- _WHAT IS BEING ASKED_: Collect each line containing "Upgraded".
Start of INPUT MATERIAL
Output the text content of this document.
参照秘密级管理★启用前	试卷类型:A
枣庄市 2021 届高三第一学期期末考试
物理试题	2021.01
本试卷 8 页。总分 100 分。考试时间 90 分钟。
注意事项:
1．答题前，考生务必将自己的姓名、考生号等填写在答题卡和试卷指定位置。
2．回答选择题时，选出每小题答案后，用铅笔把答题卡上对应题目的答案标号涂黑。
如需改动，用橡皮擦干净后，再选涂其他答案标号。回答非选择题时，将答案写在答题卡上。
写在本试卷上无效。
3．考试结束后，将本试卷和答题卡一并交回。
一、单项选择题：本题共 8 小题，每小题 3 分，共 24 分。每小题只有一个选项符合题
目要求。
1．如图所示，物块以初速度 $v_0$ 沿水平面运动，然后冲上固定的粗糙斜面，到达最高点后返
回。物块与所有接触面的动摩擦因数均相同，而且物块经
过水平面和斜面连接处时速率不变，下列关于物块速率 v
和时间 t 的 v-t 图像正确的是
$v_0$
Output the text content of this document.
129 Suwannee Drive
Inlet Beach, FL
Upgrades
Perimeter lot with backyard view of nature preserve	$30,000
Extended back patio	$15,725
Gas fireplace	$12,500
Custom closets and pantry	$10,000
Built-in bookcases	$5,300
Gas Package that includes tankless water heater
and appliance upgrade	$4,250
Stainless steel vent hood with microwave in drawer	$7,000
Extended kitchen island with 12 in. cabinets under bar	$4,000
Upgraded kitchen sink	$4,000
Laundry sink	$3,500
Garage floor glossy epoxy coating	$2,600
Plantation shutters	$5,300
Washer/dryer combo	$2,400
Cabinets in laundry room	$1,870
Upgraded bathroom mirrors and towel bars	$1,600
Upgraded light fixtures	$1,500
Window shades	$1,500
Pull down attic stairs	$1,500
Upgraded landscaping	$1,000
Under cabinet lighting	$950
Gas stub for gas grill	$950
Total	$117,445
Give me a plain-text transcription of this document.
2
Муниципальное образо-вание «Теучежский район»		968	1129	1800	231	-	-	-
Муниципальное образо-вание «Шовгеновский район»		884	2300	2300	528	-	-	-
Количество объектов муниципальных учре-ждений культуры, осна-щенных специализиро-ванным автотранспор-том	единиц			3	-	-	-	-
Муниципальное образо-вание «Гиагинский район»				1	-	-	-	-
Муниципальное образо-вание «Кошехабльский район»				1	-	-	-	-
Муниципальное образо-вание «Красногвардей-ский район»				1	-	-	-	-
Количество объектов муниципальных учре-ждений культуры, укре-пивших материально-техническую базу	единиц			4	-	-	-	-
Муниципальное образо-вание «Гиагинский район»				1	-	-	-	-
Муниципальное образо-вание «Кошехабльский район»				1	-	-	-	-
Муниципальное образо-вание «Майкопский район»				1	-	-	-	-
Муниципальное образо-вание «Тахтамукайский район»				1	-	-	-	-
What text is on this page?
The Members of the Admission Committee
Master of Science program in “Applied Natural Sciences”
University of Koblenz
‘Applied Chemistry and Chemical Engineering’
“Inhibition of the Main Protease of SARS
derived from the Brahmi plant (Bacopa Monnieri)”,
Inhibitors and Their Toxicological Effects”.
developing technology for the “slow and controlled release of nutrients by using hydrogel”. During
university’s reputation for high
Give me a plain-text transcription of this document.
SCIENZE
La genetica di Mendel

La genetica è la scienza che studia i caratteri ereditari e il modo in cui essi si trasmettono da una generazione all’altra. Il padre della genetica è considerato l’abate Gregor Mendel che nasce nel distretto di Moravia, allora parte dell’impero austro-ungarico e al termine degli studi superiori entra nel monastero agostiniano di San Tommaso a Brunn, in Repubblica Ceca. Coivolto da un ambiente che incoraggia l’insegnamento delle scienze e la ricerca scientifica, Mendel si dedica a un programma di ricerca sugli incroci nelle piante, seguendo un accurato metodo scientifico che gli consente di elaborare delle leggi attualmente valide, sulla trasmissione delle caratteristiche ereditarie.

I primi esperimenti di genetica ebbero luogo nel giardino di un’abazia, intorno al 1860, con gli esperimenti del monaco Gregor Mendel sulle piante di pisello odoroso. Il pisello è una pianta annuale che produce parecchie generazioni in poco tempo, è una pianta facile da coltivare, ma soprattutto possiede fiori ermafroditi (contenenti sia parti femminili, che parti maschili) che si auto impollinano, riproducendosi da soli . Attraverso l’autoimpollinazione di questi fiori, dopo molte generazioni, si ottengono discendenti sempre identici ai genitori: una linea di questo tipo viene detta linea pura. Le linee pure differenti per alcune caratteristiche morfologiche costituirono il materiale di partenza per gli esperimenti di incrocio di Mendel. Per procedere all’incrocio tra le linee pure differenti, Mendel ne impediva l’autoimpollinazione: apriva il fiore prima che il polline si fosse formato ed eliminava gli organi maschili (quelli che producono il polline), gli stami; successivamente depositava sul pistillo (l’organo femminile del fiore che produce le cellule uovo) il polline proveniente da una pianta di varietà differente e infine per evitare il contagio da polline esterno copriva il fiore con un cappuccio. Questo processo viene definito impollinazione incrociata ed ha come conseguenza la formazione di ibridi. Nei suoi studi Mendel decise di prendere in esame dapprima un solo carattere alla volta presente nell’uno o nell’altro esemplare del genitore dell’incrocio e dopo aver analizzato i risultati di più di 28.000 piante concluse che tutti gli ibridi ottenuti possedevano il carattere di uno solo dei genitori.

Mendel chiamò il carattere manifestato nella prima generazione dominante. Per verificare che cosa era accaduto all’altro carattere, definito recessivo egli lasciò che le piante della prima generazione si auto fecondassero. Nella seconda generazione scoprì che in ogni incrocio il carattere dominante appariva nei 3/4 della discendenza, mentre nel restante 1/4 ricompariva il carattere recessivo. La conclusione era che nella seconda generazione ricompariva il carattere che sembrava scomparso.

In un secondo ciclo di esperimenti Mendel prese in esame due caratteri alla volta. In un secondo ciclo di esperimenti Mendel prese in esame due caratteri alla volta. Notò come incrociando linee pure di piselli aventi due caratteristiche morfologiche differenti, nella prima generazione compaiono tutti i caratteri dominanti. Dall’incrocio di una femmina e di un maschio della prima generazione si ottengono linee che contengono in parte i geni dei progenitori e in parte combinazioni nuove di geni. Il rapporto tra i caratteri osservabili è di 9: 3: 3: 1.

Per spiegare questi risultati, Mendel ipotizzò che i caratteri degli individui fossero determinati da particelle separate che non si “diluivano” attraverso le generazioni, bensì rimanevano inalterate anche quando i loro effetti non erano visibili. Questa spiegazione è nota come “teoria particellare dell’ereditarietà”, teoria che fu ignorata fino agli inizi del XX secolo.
End of INPUT MATERIAL
- _THE SOLUTION_:
Upgraded kitchen sink	$4,000
Upgraded bathroom mirrors and towel bars	$1,600
Upgraded light fixtures	$1,500
Upgraded landscaping	$1,000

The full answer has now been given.